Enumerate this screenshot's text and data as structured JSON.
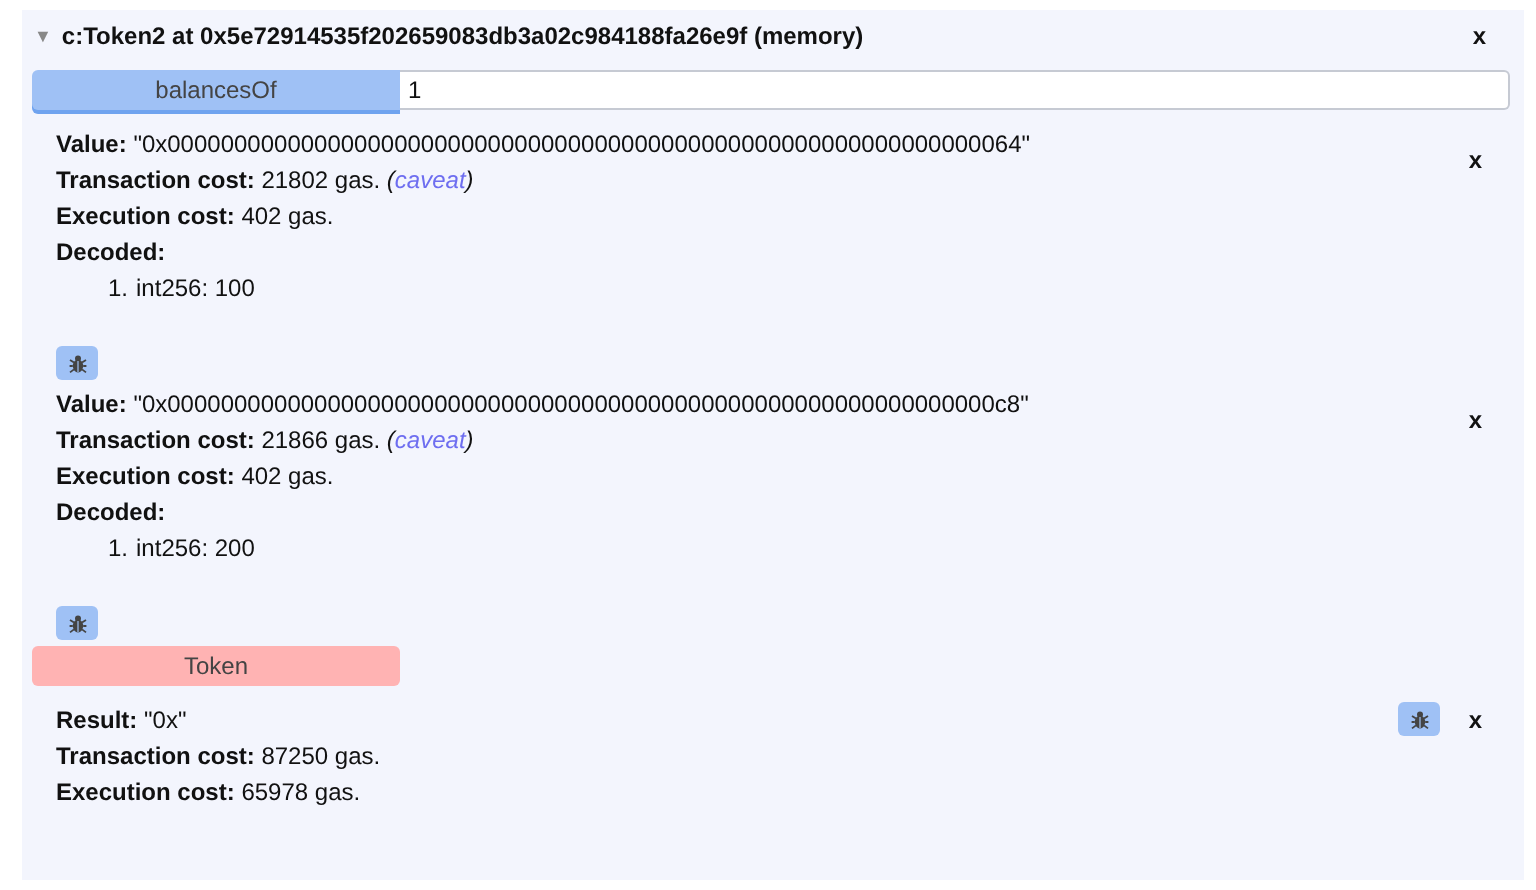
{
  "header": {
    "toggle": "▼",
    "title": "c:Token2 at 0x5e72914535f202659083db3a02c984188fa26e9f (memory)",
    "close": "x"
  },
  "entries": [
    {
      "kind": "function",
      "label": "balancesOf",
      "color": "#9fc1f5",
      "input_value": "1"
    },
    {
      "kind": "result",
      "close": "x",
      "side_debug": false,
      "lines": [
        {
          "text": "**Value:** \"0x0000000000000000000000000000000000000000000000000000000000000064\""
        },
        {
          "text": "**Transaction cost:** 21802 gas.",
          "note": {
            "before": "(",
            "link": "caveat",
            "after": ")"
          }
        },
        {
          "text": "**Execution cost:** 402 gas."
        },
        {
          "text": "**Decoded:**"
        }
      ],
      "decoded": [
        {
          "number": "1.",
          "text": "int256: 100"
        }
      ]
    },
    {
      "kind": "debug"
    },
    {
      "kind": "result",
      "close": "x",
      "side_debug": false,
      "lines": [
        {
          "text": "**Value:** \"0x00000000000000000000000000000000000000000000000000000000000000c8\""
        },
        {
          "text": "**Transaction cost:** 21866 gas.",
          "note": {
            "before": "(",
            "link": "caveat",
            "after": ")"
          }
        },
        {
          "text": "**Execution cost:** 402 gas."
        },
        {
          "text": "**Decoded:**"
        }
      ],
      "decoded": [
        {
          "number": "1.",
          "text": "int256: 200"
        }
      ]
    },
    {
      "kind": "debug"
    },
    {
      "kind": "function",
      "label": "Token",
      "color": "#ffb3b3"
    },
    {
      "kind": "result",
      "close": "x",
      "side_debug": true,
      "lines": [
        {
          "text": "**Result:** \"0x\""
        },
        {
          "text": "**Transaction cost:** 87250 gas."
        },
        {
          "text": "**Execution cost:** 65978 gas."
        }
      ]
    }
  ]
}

* What the task asks:
Copy the material exactly. Do not include the pictures.

* Written response:
Enumerate this screenshot's text and data as structured JSON.
{
  "header": {
    "toggle": "▼",
    "title": "c:Token2 at 0x5e72914535f202659083db3a02c984188fa26e9f (memory)",
    "close": "x"
  },
  "entries": [
    {
      "kind": "function",
      "label": "balancesOf",
      "color": "#9fc1f5",
      "input_value": "1"
    },
    {
      "kind": "result",
      "close": "x",
      "side_debug": false,
      "lines": [
        {
          "text": "**Value:** \"0x0000000000000000000000000000000000000000000000000000000000000064\""
        },
        {
          "text": "**Transaction cost:** 21802 gas.",
          "note": {
            "before": "(",
            "link": "caveat",
            "after": ")"
          }
        },
        {
          "text": "**Execution cost:** 402 gas."
        },
        {
          "text": "**Decoded:**"
        }
      ],
      "decoded": [
        {
          "number": "1.",
          "text": "int256: 100"
        }
      ]
    },
    {
      "kind": "debug"
    },
    {
      "kind": "result",
      "close": "x",
      "side_debug": false,
      "lines": [
        {
          "text": "**Value:** \"0x00000000000000000000000000000000000000000000000000000000000000c8\""
        },
        {
          "text": "**Transaction cost:** 21866 gas.",
          "note": {
            "before": "(",
            "link": "caveat",
            "after": ")"
          }
        },
        {
          "text": "**Execution cost:** 402 gas."
        },
        {
          "text": "**Decoded:**"
        }
      ],
      "decoded": [
        {
          "number": "1.",
          "text": "int256: 200"
        }
      ]
    },
    {
      "kind": "debug"
    },
    {
      "kind": "function",
      "label": "Token",
      "color": "#ffb3b3"
    },
    {
      "kind": "result",
      "close": "x",
      "side_debug": true,
      "lines": [
        {
          "text": "**Result:** \"0x\""
        },
        {
          "text": "**Transaction cost:** 87250 gas."
        },
        {
          "text": "**Execution cost:** 65978 gas."
        }
      ]
    }
  ]
}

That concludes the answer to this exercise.